Stored items
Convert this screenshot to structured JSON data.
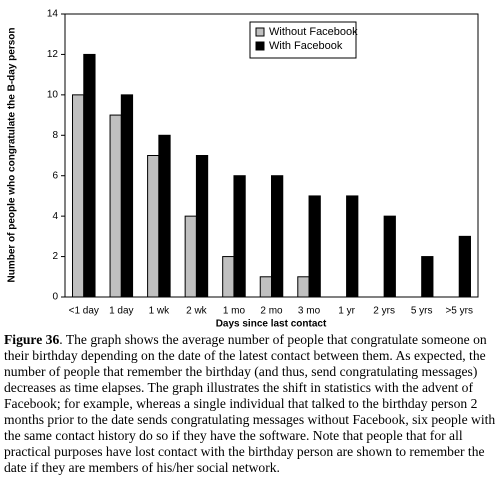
{
  "chart_data": {
    "type": "bar",
    "y_label": "Number of people who congratulate the B-day person",
    "x_label": "Days since last contact",
    "categories": [
      "<1 day",
      "1 day",
      "1 wk",
      "2 wk",
      "1 mo",
      "2 mo",
      "3 mo",
      "1 yr",
      "2 yrs",
      "5 yrs",
      ">5 yrs"
    ],
    "series": [
      {
        "name": "Without Facebook",
        "color": "#c0c0c0",
        "values": [
          10,
          9,
          7,
          4,
          2,
          1,
          1,
          0,
          0,
          0,
          0
        ]
      },
      {
        "name": "With Facebook",
        "color": "#000000",
        "values": [
          12,
          10,
          8,
          7,
          6,
          6,
          5,
          5,
          4,
          2,
          3
        ]
      }
    ],
    "ylim": [
      0,
      14
    ],
    "yticks": [
      0,
      2,
      4,
      6,
      8,
      10,
      12,
      14
    ],
    "grid": false,
    "legend": "top-right"
  },
  "caption": {
    "label": "Figure 36",
    "text": ". The graph shows the average number of people that congratulate someone on their birthday depending on the date of the latest contact between them. As expected, the number of people that remember the birthday (and thus, send congratulating messages) decreases as time elapses. The graph illustrates the shift in statistics with the advent of Facebook; for example, whereas a single individual that talked to the birthday person 2 months prior to the date sends congratulating messages without Facebook, six people with the same contact history do so if they have the software. Note that people that for all practical purposes have lost contact with the birthday person are shown to remember the date if they are members of his/her social network."
  }
}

- GIVEN REQUEST -
Repeat all of the entries word for word, but omit the pictures.

- FULL ANSWER -
Convert this screenshot to structured JSON data.
{
  "chart_data": {
    "type": "bar",
    "y_label": "Number of people who congratulate the B-day person",
    "x_label": "Days since last contact",
    "categories": [
      "<1 day",
      "1 day",
      "1 wk",
      "2 wk",
      "1 mo",
      "2 mo",
      "3 mo",
      "1 yr",
      "2 yrs",
      "5 yrs",
      ">5 yrs"
    ],
    "series": [
      {
        "name": "Without Facebook",
        "color": "#c0c0c0",
        "values": [
          10,
          9,
          7,
          4,
          2,
          1,
          1,
          0,
          0,
          0,
          0
        ]
      },
      {
        "name": "With Facebook",
        "color": "#000000",
        "values": [
          12,
          10,
          8,
          7,
          6,
          6,
          5,
          5,
          4,
          2,
          3
        ]
      }
    ],
    "ylim": [
      0,
      14
    ],
    "yticks": [
      0,
      2,
      4,
      6,
      8,
      10,
      12,
      14
    ],
    "grid": false,
    "legend": "top-right"
  },
  "caption": {
    "label": "Figure 36",
    "text": ". The graph shows the average number of people that congratulate someone on their birthday depending on the date of the latest contact between them. As expected, the number of people that remember the birthday (and thus, send congratulating messages) decreases as time elapses. The graph illustrates the shift in statistics with the advent of Facebook; for example, whereas a single individual that talked to the birthday person 2 months prior to the date sends congratulating messages without Facebook, six people with the same contact history do so if they have the software. Note that people that for all practical purposes have lost contact with the birthday person are shown to remember the date if they are members of his/her social network."
  }
}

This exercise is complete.